_Problem description_
Pictures don't belong in the copy; print all the records exactly.

_Data extract_
————————
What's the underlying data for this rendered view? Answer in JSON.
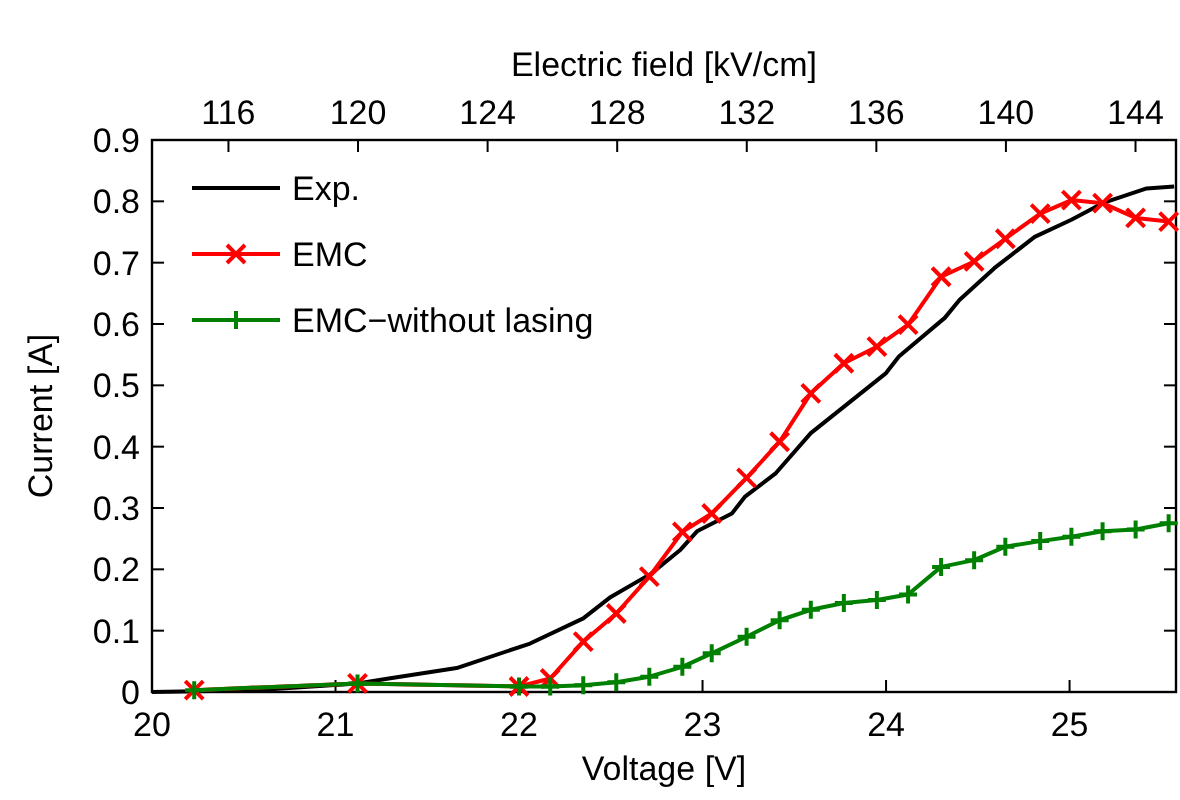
{
  "chart_data": {
    "type": "line",
    "xlabel": "Voltage [V]",
    "ylabel": "Current [A]",
    "x2label": "Electric field [kV/cm]",
    "xlim": [
      20,
      25.58
    ],
    "xticks": [
      20,
      21,
      22,
      23,
      24,
      25
    ],
    "x2lim": [
      113.64,
      145.25
    ],
    "x2ticks": [
      116,
      120,
      124,
      128,
      132,
      136,
      140,
      144
    ],
    "ylim": [
      0,
      0.9
    ],
    "yticks": [
      0,
      0.1,
      0.2,
      0.3,
      0.4,
      0.5,
      0.6,
      0.7,
      0.8,
      0.9
    ],
    "grid": false,
    "legend": "top left",
    "series": [
      {
        "name": "Exp.",
        "color": "#000000",
        "marker": "none",
        "x": [
          20.0,
          20.56,
          21.12,
          21.29,
          21.66,
          22.06,
          22.35,
          22.5,
          22.72,
          22.88,
          22.97,
          23.16,
          23.23,
          23.4,
          23.59,
          24.0,
          24.07,
          24.32,
          24.4,
          24.59,
          24.81,
          25.01,
          25.18,
          25.42,
          25.57
        ],
        "values": [
          0,
          0.003,
          0.014,
          0.022,
          0.039,
          0.079,
          0.12,
          0.155,
          0.193,
          0.232,
          0.262,
          0.291,
          0.318,
          0.357,
          0.422,
          0.52,
          0.547,
          0.61,
          0.639,
          0.691,
          0.742,
          0.77,
          0.797,
          0.821,
          0.824
        ]
      },
      {
        "name": "EMC",
        "color": "#ff0000",
        "marker": "x",
        "x": [
          20.23,
          21.12,
          22.0,
          22.17,
          22.35,
          22.53,
          22.71,
          22.89,
          23.05,
          23.24,
          23.42,
          23.59,
          23.77,
          23.95,
          24.12,
          24.3,
          24.48,
          24.65,
          24.84,
          25.01,
          25.18,
          25.36,
          25.54
        ],
        "values": [
          0.003,
          0.014,
          0.009,
          0.022,
          0.082,
          0.128,
          0.188,
          0.261,
          0.291,
          0.349,
          0.408,
          0.487,
          0.536,
          0.563,
          0.599,
          0.677,
          0.702,
          0.739,
          0.78,
          0.802,
          0.797,
          0.773,
          0.767
        ]
      },
      {
        "name": "EMC−without lasing",
        "color": "#008000",
        "marker": "cross",
        "x": [
          20.23,
          21.12,
          22.0,
          22.17,
          22.35,
          22.53,
          22.71,
          22.89,
          23.05,
          23.24,
          23.42,
          23.59,
          23.77,
          23.95,
          24.12,
          24.3,
          24.48,
          24.65,
          24.84,
          25.01,
          25.18,
          25.36,
          25.54
        ],
        "values": [
          0.003,
          0.014,
          0.009,
          0.009,
          0.011,
          0.016,
          0.025,
          0.041,
          0.063,
          0.09,
          0.117,
          0.134,
          0.145,
          0.15,
          0.159,
          0.204,
          0.215,
          0.237,
          0.246,
          0.253,
          0.262,
          0.265,
          0.275
        ]
      }
    ]
  }
}
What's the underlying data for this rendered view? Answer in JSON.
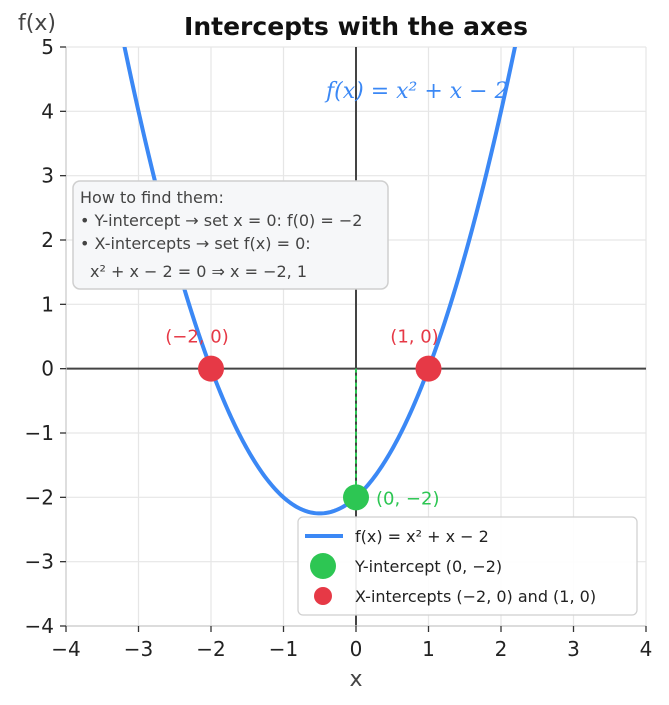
{
  "chart_data": {
    "type": "line",
    "title": "Intercepts with the axes",
    "xlabel": "x",
    "ylabel": "f(x)",
    "xlim": [
      -4,
      4
    ],
    "ylim": [
      -4,
      5
    ],
    "x_ticks": [
      "−4",
      "−3",
      "−2",
      "−1",
      "0",
      "1",
      "2",
      "3",
      "4"
    ],
    "y_ticks": [
      "−4",
      "−3",
      "−2",
      "−1",
      "0",
      "1",
      "2",
      "3",
      "4",
      "5"
    ],
    "grid": true,
    "curve": {
      "expression": "x^2 + x - 2",
      "coefficients": [
        1,
        1,
        -2
      ],
      "label": "f(x) = x² + x − 2",
      "color": "#3b88f5"
    },
    "y_intercept": {
      "x": 0,
      "y": -2,
      "label": "(0, −2)",
      "color": "#2dc653"
    },
    "x_intercepts": [
      {
        "x": -2,
        "y": 0,
        "label": "(−2, 0)"
      },
      {
        "x": 1,
        "y": 0,
        "label": "(1, 0)"
      }
    ],
    "x_intercept_color": "#e63946",
    "info_box": {
      "lines": [
        "How to find them:",
        "• Y-intercept → set x = 0: f(0) = −2",
        "• X-intercepts → set f(x) = 0:",
        "x² + x − 2 = 0 ⇒ x = −2, 1"
      ]
    },
    "legend": {
      "placement": "lower-right",
      "entries": [
        "f(x) = x² + x − 2",
        "Y-intercept (0, −2)",
        "X-intercepts (−2, 0) and (1, 0)"
      ]
    }
  }
}
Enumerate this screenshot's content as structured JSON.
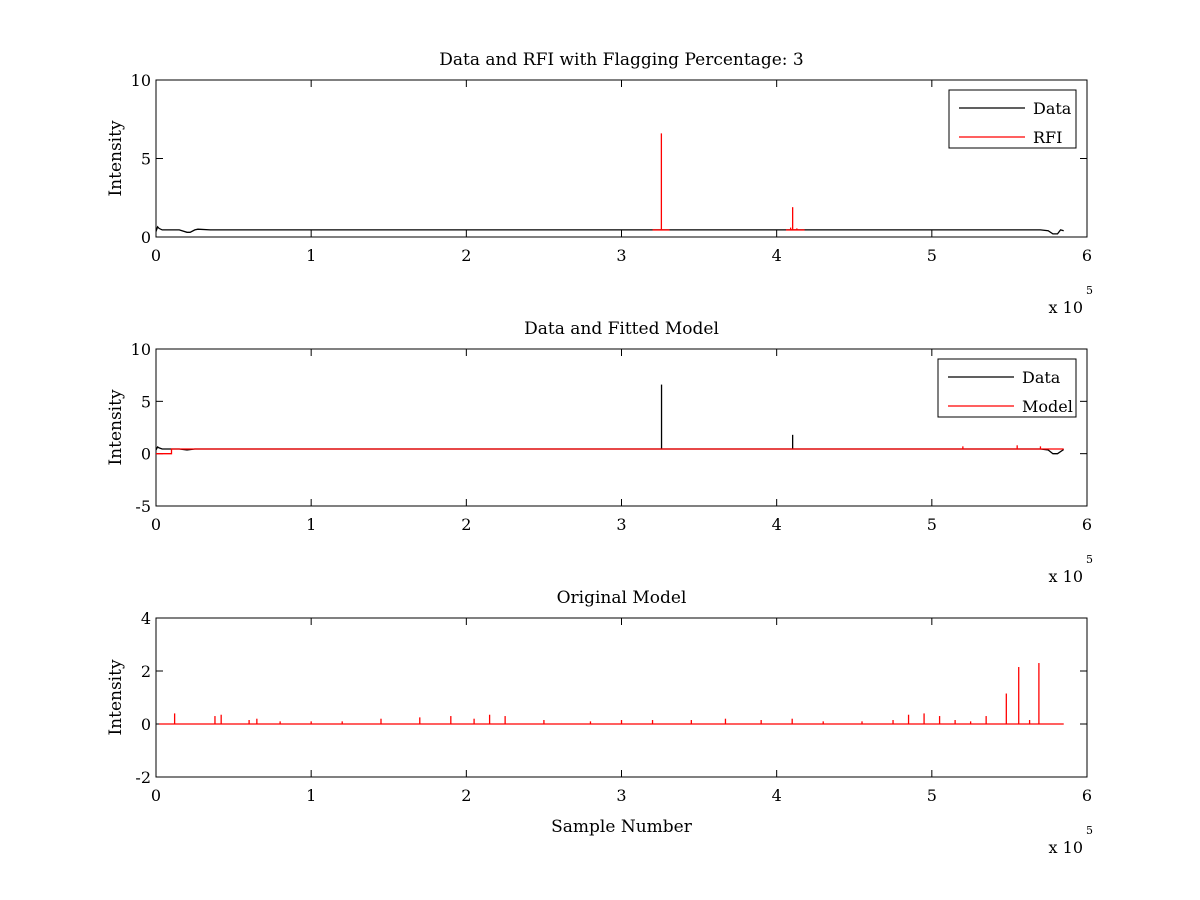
————————
_Solution for this problem_
What's the underlying data for this rendered view? Answer in JSON.
{
  "chart_data": {
    "type": "line",
    "xlabel": "Voltage [V]",
    "ylabel": "Current [A]",
    "x2label": "Electric field [kV/cm]",
    "xlim": [
      20,
      25.58
    ],
    "xticks": [
      20,
      21,
      22,
      23,
      24,
      25
    ],
    "x2lim": [
      113.64,
      145.25
    ],
    "x2ticks": [
      116,
      120,
      124,
      128,
      132,
      136,
      140,
      144
    ],
    "ylim": [
      0,
      0.9
    ],
    "yticks": [
      0,
      0.1,
      0.2,
      0.3,
      0.4,
      0.5,
      0.6,
      0.7,
      0.8,
      0.9
    ],
    "grid": false,
    "legend": "top left",
    "series": [
      {
        "name": "Exp.",
        "color": "#000000",
        "marker": "none",
        "x": [
          20.0,
          20.56,
          21.12,
          21.29,
          21.66,
          22.06,
          22.35,
          22.5,
          22.72,
          22.88,
          22.97,
          23.16,
          23.23,
          23.4,
          23.59,
          24.0,
          24.07,
          24.32,
          24.4,
          24.59,
          24.81,
          25.01,
          25.18,
          25.42,
          25.57
        ],
        "values": [
          0,
          0.003,
          0.014,
          0.022,
          0.039,
          0.079,
          0.12,
          0.155,
          0.193,
          0.232,
          0.262,
          0.291,
          0.318,
          0.357,
          0.422,
          0.52,
          0.547,
          0.61,
          0.639,
          0.691,
          0.742,
          0.77,
          0.797,
          0.821,
          0.824
        ]
      },
      {
        "name": "EMC",
        "color": "#ff0000",
        "marker": "x",
        "x": [
          20.23,
          21.12,
          22.0,
          22.17,
          22.35,
          22.53,
          22.71,
          22.89,
          23.05,
          23.24,
          23.42,
          23.59,
          23.77,
          23.95,
          24.12,
          24.3,
          24.48,
          24.65,
          24.84,
          25.01,
          25.18,
          25.36,
          25.54
        ],
        "values": [
          0.003,
          0.014,
          0.009,
          0.022,
          0.082,
          0.128,
          0.188,
          0.261,
          0.291,
          0.349,
          0.408,
          0.487,
          0.536,
          0.563,
          0.599,
          0.677,
          0.702,
          0.739,
          0.78,
          0.802,
          0.797,
          0.773,
          0.767
        ]
      },
      {
        "name": "EMC−without lasing",
        "color": "#008000",
        "marker": "cross",
        "x": [
          20.23,
          21.12,
          22.0,
          22.17,
          22.35,
          22.53,
          22.71,
          22.89,
          23.05,
          23.24,
          23.42,
          23.59,
          23.77,
          23.95,
          24.12,
          24.3,
          24.48,
          24.65,
          24.84,
          25.01,
          25.18,
          25.36,
          25.54
        ],
        "values": [
          0.003,
          0.014,
          0.009,
          0.009,
          0.011,
          0.016,
          0.025,
          0.041,
          0.063,
          0.09,
          0.117,
          0.134,
          0.145,
          0.15,
          0.159,
          0.204,
          0.215,
          0.237,
          0.246,
          0.253,
          0.262,
          0.265,
          0.275
        ]
      }
    ]
  }
}
What's the underlying data for this rendered view? Answer in JSON.
{
  "chart_data": {
    "type": "line",
    "title": "Intercepts with the axes",
    "xlabel": "x",
    "ylabel": "f(x)",
    "xlim": [
      -4,
      4
    ],
    "ylim": [
      -4,
      5
    ],
    "x_ticks": [
      "−4",
      "−3",
      "−2",
      "−1",
      "0",
      "1",
      "2",
      "3",
      "4"
    ],
    "y_ticks": [
      "−4",
      "−3",
      "−2",
      "−1",
      "0",
      "1",
      "2",
      "3",
      "4",
      "5"
    ],
    "grid": true,
    "curve": {
      "expression": "x^2 + x - 2",
      "coefficients": [
        1,
        1,
        -2
      ],
      "label": "f(x) = x² + x − 2",
      "color": "#3b88f5"
    },
    "y_intercept": {
      "x": 0,
      "y": -2,
      "label": "(0, −2)",
      "color": "#2dc653"
    },
    "x_intercepts": [
      {
        "x": -2,
        "y": 0,
        "label": "(−2, 0)"
      },
      {
        "x": 1,
        "y": 0,
        "label": "(1, 0)"
      }
    ],
    "x_intercept_color": "#e63946",
    "info_box": {
      "lines": [
        "How to find them:",
        "• Y-intercept → set x = 0: f(0) = −2",
        "• X-intercepts → set f(x) = 0:",
        "x² + x − 2 = 0 ⇒ x = −2, 1"
      ]
    },
    "legend": {
      "placement": "lower-right",
      "entries": [
        "f(x) = x² + x − 2",
        "Y-intercept (0, −2)",
        "X-intercepts (−2, 0) and (1, 0)"
      ]
    }
  }
}
Enumerate this screenshot's content as structured JSON.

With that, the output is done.